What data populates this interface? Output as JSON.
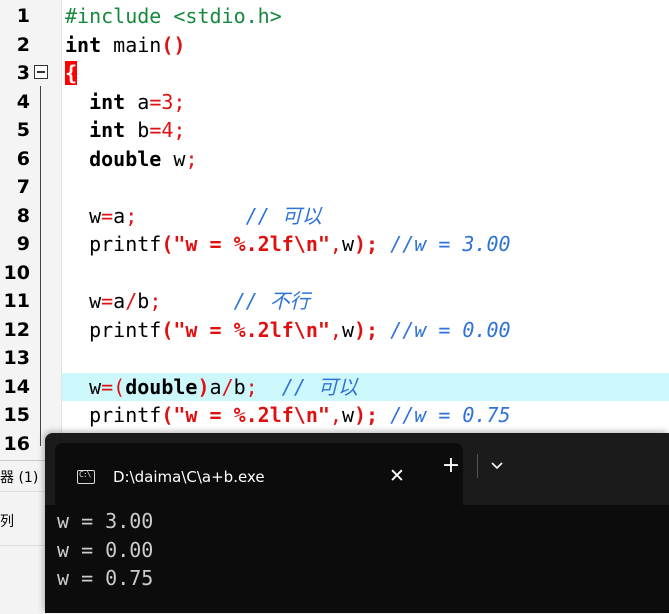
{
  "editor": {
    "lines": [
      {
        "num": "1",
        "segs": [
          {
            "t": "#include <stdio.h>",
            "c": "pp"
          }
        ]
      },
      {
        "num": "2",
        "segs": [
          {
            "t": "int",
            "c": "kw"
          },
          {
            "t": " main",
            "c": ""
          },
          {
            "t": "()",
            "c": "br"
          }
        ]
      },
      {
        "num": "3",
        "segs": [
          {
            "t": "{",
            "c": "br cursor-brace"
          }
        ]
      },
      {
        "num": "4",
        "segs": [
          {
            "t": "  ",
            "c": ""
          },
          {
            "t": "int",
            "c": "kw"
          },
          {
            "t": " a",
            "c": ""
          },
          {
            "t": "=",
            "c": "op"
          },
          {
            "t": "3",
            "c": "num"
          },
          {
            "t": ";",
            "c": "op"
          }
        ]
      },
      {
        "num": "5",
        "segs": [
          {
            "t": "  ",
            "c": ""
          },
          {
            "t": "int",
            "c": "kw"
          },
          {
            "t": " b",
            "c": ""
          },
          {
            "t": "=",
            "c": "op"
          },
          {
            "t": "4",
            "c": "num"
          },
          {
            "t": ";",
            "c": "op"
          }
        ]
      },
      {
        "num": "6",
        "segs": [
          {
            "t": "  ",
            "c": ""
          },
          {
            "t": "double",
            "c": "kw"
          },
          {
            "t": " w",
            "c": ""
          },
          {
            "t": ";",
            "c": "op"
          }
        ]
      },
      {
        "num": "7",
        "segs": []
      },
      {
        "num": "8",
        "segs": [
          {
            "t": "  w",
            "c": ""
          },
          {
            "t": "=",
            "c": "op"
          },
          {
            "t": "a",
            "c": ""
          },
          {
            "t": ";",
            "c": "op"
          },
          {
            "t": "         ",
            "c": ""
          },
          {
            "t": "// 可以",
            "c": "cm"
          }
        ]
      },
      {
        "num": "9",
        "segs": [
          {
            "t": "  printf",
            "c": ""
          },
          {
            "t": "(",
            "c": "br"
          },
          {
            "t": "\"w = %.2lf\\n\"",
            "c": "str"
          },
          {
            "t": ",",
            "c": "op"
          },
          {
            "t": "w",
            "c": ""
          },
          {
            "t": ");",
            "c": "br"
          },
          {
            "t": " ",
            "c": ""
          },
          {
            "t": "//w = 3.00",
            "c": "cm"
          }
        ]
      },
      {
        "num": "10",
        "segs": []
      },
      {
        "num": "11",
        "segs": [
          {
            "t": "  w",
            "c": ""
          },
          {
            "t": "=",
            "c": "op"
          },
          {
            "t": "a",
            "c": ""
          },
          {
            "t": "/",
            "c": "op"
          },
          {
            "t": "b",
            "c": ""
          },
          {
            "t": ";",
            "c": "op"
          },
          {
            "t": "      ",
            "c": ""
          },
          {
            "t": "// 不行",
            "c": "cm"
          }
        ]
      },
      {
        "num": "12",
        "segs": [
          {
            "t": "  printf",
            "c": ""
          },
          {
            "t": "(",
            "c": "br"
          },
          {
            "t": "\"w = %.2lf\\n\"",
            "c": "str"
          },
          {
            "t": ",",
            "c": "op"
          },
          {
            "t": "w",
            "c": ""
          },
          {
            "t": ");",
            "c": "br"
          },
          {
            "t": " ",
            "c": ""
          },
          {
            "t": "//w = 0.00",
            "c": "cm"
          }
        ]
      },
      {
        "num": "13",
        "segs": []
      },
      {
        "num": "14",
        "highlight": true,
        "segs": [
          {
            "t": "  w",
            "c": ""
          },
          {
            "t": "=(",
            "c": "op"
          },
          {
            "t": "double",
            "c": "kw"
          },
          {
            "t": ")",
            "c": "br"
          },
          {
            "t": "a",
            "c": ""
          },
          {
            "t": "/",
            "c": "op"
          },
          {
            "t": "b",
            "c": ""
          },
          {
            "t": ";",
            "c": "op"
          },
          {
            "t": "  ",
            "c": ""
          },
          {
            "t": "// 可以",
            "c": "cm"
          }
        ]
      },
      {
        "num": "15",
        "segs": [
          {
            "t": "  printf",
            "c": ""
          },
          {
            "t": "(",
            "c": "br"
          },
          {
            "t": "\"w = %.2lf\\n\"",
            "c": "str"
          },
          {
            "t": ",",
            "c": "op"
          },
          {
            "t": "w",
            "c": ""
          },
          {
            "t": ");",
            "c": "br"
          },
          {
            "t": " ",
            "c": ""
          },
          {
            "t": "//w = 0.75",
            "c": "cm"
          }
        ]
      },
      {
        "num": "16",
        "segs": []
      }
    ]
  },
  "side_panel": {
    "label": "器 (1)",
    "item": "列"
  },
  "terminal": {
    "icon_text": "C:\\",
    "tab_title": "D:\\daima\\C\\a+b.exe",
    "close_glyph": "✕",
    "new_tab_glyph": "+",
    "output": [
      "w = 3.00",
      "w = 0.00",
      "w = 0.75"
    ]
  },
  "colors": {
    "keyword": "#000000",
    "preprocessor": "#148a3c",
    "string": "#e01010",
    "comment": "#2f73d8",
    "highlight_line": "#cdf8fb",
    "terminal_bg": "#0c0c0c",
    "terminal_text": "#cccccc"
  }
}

________

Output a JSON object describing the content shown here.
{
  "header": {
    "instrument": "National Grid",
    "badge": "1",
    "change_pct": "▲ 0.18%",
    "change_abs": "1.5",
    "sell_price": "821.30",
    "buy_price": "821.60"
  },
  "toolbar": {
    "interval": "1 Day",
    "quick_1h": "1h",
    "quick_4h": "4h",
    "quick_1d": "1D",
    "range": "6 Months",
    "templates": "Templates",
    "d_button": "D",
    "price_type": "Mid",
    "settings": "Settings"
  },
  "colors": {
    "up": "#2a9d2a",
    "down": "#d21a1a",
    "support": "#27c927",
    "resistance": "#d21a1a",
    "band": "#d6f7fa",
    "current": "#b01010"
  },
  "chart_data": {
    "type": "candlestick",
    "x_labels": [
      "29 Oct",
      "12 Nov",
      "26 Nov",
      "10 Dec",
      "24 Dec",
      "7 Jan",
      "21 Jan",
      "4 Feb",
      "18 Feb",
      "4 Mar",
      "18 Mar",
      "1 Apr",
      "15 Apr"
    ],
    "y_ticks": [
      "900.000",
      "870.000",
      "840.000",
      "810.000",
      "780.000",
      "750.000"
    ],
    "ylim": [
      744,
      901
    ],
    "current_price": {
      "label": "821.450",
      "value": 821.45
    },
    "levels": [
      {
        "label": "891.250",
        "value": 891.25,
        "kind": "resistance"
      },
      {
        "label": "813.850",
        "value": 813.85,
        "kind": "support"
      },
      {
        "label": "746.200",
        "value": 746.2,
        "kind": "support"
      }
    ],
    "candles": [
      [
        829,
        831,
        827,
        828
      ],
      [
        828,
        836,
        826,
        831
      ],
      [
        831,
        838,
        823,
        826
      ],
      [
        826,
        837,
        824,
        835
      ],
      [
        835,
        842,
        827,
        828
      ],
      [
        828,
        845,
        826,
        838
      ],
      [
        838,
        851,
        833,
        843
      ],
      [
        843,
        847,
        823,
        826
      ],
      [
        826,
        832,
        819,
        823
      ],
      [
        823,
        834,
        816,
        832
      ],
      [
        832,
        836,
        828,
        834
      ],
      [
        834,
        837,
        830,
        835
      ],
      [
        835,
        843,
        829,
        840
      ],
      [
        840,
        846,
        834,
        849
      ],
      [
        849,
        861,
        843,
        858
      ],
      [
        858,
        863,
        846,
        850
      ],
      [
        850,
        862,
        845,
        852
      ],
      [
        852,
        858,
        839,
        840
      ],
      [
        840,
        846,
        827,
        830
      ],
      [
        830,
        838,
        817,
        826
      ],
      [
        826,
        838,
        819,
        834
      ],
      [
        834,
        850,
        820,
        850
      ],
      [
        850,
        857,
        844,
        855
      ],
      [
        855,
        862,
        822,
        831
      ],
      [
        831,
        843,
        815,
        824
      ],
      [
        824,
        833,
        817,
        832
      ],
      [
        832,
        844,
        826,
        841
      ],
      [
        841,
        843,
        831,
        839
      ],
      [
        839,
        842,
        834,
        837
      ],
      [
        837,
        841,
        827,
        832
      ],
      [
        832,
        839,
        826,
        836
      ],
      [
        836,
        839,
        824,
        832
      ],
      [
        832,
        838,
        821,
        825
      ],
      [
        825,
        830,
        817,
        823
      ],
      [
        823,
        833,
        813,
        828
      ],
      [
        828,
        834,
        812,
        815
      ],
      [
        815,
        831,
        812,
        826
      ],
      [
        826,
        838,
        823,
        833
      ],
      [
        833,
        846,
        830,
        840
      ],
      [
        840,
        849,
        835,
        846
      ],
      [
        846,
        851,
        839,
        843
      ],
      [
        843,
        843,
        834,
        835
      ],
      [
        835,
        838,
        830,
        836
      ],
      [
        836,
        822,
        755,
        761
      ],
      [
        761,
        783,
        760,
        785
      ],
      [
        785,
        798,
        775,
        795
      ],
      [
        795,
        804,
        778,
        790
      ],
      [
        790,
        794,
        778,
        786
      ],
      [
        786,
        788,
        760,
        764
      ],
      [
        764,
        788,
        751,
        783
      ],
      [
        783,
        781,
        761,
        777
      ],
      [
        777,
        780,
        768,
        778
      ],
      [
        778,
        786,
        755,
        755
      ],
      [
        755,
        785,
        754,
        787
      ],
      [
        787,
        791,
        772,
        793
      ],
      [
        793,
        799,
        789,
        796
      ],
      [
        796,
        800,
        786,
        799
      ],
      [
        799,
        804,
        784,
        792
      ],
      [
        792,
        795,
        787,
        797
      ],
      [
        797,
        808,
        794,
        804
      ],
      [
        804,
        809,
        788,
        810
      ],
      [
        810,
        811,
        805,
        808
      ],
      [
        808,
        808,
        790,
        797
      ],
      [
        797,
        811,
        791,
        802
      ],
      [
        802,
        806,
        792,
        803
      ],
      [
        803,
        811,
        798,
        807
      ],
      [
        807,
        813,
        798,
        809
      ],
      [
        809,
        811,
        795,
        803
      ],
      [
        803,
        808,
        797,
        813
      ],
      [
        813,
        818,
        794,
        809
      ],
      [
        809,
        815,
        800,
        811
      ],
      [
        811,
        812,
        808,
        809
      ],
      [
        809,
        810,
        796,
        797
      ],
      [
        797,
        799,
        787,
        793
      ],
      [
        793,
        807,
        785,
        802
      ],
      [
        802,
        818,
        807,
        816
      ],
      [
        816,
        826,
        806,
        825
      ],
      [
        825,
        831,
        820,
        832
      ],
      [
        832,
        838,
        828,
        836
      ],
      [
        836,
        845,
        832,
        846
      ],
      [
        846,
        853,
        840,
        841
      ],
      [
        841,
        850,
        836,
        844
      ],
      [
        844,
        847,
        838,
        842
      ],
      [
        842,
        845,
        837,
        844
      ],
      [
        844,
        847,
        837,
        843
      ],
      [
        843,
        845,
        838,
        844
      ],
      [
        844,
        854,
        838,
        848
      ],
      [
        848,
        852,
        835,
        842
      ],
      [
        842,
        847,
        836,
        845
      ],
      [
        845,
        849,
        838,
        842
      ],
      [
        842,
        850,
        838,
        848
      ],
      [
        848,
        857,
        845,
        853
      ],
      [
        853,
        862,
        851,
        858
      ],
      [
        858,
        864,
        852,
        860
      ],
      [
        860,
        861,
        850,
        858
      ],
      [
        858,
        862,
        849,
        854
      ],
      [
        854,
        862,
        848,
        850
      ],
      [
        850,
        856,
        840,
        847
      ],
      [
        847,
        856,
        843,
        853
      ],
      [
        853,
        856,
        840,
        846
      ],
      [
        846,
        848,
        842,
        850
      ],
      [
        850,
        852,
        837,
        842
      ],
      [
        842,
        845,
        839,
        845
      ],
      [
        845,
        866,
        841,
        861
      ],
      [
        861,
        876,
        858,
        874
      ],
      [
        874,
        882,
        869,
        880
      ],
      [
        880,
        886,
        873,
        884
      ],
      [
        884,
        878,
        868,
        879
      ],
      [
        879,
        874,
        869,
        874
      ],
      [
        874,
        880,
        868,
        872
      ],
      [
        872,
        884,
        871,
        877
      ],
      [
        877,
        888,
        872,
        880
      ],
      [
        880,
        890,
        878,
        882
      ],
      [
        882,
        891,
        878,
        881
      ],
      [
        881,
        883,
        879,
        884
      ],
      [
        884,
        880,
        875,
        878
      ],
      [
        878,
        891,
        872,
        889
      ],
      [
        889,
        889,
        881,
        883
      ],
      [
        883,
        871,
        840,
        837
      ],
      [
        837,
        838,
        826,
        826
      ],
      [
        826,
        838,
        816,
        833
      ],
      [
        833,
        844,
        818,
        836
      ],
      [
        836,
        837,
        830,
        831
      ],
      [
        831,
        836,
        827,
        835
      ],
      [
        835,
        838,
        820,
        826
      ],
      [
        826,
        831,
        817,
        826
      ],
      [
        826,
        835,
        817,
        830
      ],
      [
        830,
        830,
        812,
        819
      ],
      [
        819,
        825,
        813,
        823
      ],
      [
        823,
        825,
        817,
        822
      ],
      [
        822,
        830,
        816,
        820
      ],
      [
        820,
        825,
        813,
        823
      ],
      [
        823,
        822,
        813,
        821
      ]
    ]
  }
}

________

§ **Written problem**
Look through the entries above and list every line containing "resistance".

§ **Right answer**
    "resistance": "#d21a1a",
        "kind": "resistance"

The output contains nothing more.